# [TASK DESCRIPTION]
Exactly as written, retype the listing below, omitting the pictures.

# [GIVEN RECORDS]
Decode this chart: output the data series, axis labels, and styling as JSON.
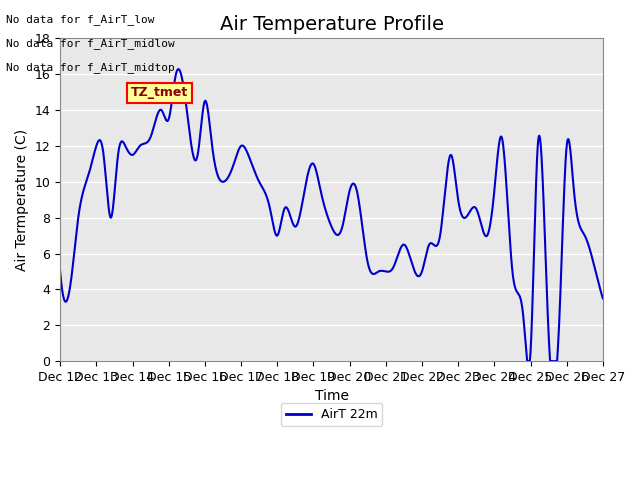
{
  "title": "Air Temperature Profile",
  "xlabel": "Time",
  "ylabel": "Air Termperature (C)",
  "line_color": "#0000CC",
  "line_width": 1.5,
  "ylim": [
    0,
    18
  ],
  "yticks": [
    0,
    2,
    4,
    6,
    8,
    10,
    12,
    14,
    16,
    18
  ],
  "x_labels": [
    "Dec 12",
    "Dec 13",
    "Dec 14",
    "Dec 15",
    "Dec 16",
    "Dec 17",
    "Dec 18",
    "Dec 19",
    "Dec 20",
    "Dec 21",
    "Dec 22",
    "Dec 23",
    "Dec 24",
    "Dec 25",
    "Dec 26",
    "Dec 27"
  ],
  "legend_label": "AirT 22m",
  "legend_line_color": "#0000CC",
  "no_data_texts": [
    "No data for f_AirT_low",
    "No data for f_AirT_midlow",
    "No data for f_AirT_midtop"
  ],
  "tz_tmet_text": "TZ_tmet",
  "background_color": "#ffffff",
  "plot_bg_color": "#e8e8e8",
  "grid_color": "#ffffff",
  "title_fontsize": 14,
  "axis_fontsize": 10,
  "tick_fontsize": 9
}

# [THE REPLY]
Decode this chart: output the data series, axis labels, and styling as JSON.
{
  "title": "Air Temperature Profile",
  "xlabel": "Time",
  "ylabel": "Air Termperature (C)",
  "line_color": "#0000CC",
  "line_width": 1.5,
  "ylim": [
    0,
    18
  ],
  "yticks": [
    0,
    2,
    4,
    6,
    8,
    10,
    12,
    14,
    16,
    18
  ],
  "x_labels": [
    "Dec 12",
    "Dec 13",
    "Dec 14",
    "Dec 15",
    "Dec 16",
    "Dec 17",
    "Dec 18",
    "Dec 19",
    "Dec 20",
    "Dec 21",
    "Dec 22",
    "Dec 23",
    "Dec 24",
    "Dec 25",
    "Dec 26",
    "Dec 27"
  ],
  "legend_label": "AirT 22m",
  "legend_line_color": "#0000CC",
  "no_data_texts": [
    "No data for f_AirT_low",
    "No data for f_AirT_midlow",
    "No data for f_AirT_midtop"
  ],
  "tz_tmet_text": "TZ_tmet",
  "background_color": "#ffffff",
  "plot_bg_color": "#e8e8e8",
  "grid_color": "#ffffff",
  "title_fontsize": 14,
  "axis_fontsize": 10,
  "tick_fontsize": 9
}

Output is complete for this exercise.